→ **Directions**: Return all of the data exactly as written, without the pictures.

→ **Records for the task**:
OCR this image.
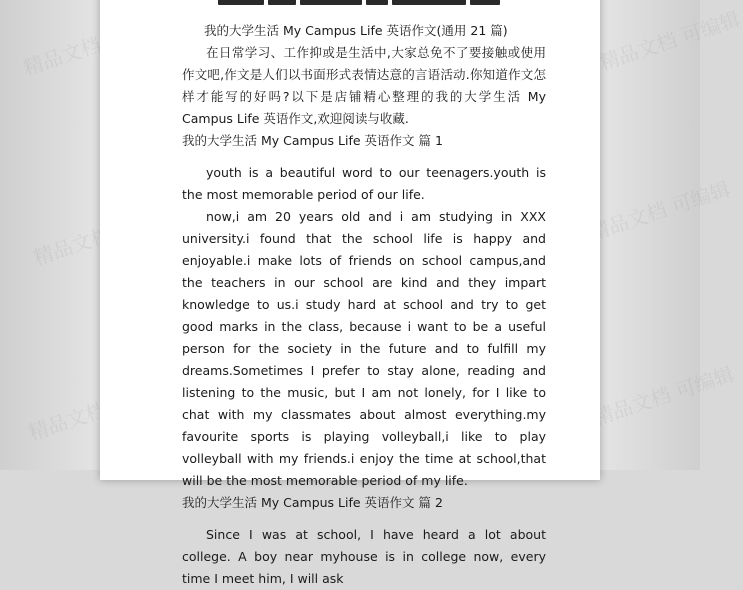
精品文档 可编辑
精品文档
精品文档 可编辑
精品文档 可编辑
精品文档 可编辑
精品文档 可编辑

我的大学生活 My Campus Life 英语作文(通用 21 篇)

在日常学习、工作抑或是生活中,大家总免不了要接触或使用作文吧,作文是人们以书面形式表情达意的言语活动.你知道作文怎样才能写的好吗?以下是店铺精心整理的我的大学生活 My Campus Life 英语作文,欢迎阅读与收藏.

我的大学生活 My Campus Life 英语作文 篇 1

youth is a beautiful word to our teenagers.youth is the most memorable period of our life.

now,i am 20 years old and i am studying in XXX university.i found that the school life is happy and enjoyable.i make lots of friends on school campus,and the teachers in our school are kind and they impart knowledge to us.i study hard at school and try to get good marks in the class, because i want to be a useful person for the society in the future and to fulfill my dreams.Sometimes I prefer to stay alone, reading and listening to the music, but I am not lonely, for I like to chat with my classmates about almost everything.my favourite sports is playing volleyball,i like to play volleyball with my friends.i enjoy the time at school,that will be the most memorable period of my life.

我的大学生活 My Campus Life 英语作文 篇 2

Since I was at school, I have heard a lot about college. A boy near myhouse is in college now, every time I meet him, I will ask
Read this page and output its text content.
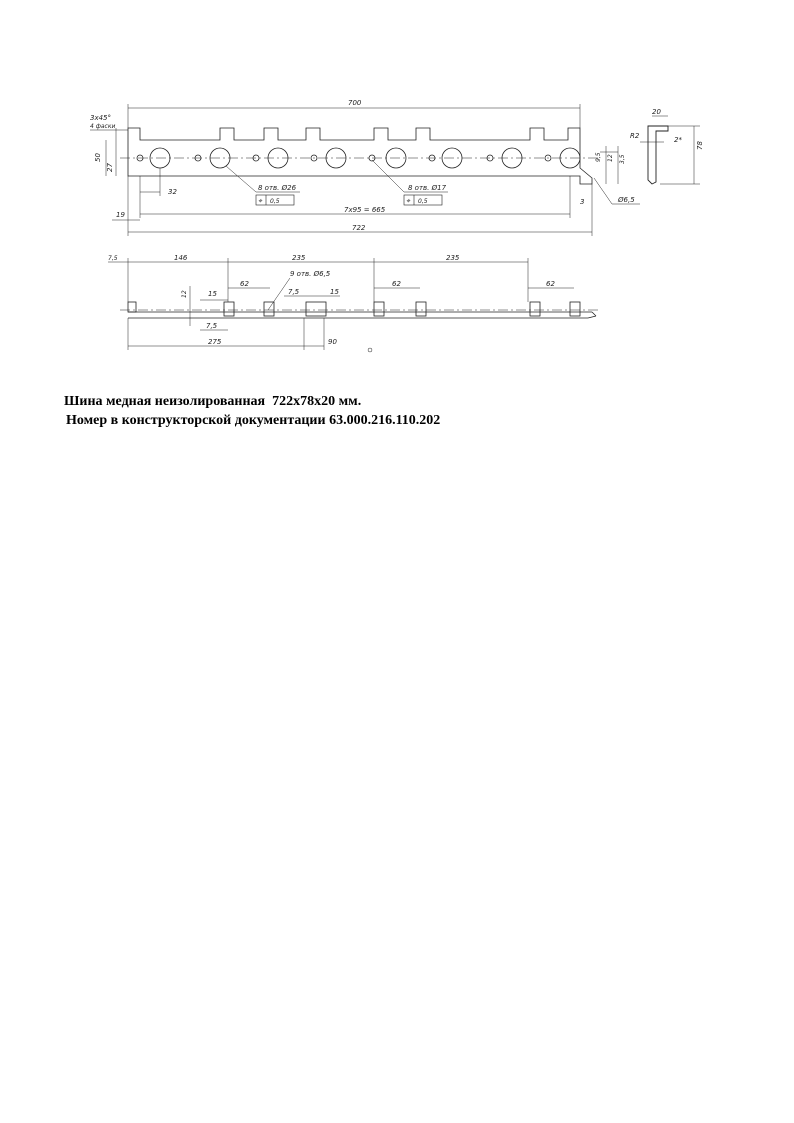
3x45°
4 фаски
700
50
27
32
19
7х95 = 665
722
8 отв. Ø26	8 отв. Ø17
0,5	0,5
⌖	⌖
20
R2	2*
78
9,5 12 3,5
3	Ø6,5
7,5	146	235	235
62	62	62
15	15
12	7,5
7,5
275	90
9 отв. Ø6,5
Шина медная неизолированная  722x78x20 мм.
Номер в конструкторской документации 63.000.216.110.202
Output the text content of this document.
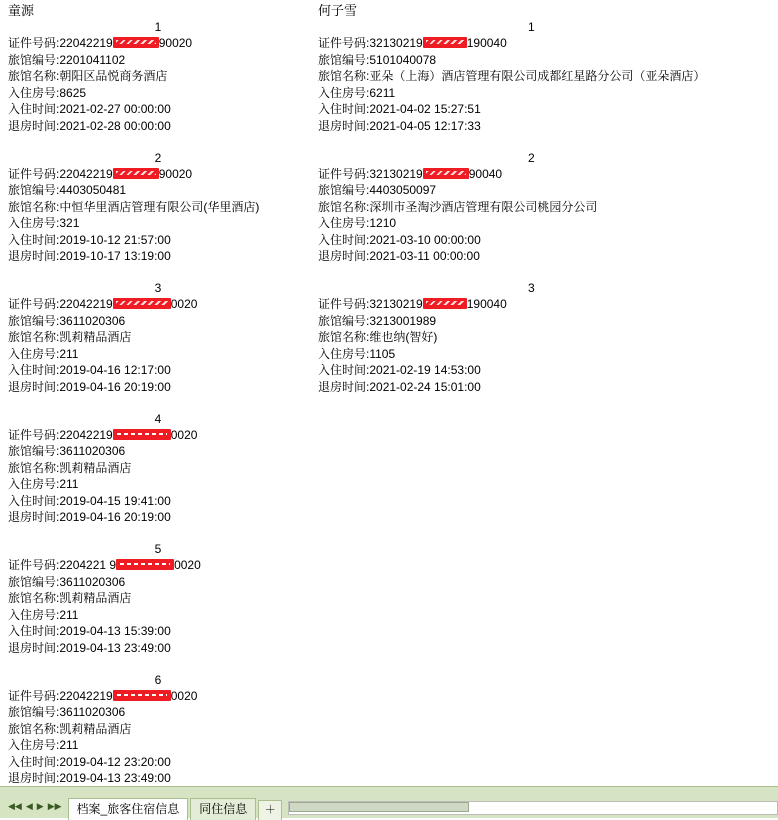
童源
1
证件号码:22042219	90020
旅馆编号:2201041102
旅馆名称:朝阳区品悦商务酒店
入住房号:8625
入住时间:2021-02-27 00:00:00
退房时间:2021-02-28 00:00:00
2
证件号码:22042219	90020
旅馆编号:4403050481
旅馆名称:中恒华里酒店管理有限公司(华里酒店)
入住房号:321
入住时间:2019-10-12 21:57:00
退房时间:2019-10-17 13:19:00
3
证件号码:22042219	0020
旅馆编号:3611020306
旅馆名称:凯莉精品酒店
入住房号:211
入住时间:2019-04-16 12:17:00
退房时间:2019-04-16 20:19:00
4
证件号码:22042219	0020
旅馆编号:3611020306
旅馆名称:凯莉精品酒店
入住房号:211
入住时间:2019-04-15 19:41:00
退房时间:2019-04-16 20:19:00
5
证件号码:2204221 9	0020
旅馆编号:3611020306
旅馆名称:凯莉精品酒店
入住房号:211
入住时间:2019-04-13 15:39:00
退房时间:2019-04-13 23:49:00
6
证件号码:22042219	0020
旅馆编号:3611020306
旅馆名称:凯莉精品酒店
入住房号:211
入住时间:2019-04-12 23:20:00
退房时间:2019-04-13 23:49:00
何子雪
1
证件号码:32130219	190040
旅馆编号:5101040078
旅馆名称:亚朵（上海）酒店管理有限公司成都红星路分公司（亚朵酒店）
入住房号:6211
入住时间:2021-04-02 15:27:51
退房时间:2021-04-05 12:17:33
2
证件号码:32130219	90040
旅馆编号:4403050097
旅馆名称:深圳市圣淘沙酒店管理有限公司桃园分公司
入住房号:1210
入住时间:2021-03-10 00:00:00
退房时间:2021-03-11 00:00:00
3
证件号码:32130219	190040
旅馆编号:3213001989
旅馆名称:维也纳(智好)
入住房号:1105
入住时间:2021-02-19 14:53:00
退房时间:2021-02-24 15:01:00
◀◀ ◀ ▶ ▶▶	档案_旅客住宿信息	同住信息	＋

→ **The output**:
OCR this image.
精品文档 可编辑
精品文档
精品文档 可编辑
精品文档 可编辑
精品文档 可编辑
精品文档 可编辑

我的大学生活 My Campus Life 英语作文(通用 21 篇)

在日常学习、工作抑或是生活中,大家总免不了要接触或使用作文吧,作文是人们以书面形式表情达意的言语活动.你知道作文怎样才能写的好吗?以下是店铺精心整理的我的大学生活 My Campus Life 英语作文,欢迎阅读与收藏.

我的大学生活 My Campus Life 英语作文 篇 1

youth is a beautiful word to our teenagers.youth is the most memorable period of our life.

now,i am 20 years old and i am studying in XXX university.i found that the school life is happy and enjoyable.i make lots of friends on school campus,and the teachers in our school are kind and they impart knowledge to us.i study hard at school and try to get good marks in the class, because i want to be a useful person for the society in the future and to fulfill my dreams.Sometimes I prefer to stay alone, reading and listening to the music, but I am not lonely, for I like to chat with my classmates about almost everything.my favourite sports is playing volleyball,i like to play volleyball with my friends.i enjoy the time at school,that will be the most memorable period of my life.

我的大学生活 My Campus Life 英语作文 篇 2

Since I was at school, I have heard a lot about college. A boy near myhouse is in college now, every time I meet him, I will ask
Read this page and output its text content.
3x45°
4 фаски
700
50
27
32
19
7х95 = 665
722
8 отв. Ø26	8 отв. Ø17
0,5	0,5
⌖	⌖
20
R2	2*
78
9,5 12 3,5
3	Ø6,5
7,5	146	235	235
62	62	62
15	15
12	7,5
7,5
275	90
9 отв. Ø6,5
Шина медная неизолированная  722x78x20 мм.
Номер в конструкторской документации 63.000.216.110.202
Output the text content of this document.
童源
1
证件号码:22042219	90020
旅馆编号:2201041102
旅馆名称:朝阳区品悦商务酒店
入住房号:8625
入住时间:2021-02-27 00:00:00
退房时间:2021-02-28 00:00:00
2
证件号码:22042219	90020
旅馆编号:4403050481
旅馆名称:中恒华里酒店管理有限公司(华里酒店)
入住房号:321
入住时间:2019-10-12 21:57:00
退房时间:2019-10-17 13:19:00
3
证件号码:22042219	0020
旅馆编号:3611020306
旅馆名称:凯莉精品酒店
入住房号:211
入住时间:2019-04-16 12:17:00
退房时间:2019-04-16 20:19:00
4
证件号码:22042219	0020
旅馆编号:3611020306
旅馆名称:凯莉精品酒店
入住房号:211
入住时间:2019-04-15 19:41:00
退房时间:2019-04-16 20:19:00
5
证件号码:2204221 9	0020
旅馆编号:3611020306
旅馆名称:凯莉精品酒店
入住房号:211
入住时间:2019-04-13 15:39:00
退房时间:2019-04-13 23:49:00
6
证件号码:22042219	0020
旅馆编号:3611020306
旅馆名称:凯莉精品酒店
入住房号:211
入住时间:2019-04-12 23:20:00
退房时间:2019-04-13 23:49:00
何子雪
1
证件号码:32130219	190040
旅馆编号:5101040078
旅馆名称:亚朵（上海）酒店管理有限公司成都红星路分公司（亚朵酒店）
入住房号:6211
入住时间:2021-04-02 15:27:51
退房时间:2021-04-05 12:17:33
2
证件号码:32130219	90040
旅馆编号:4403050097
旅馆名称:深圳市圣淘沙酒店管理有限公司桃园分公司
入住房号:1210
入住时间:2021-03-10 00:00:00
退房时间:2021-03-11 00:00:00
3
证件号码:32130219	190040
旅馆编号:3213001989
旅馆名称:维也纳(智好)
入住房号:1105
入住时间:2021-02-19 14:53:00
退房时间:2021-02-24 15:01:00
◀◀ ◀ ▶ ▶▶	档案_旅客住宿信息	同住信息	＋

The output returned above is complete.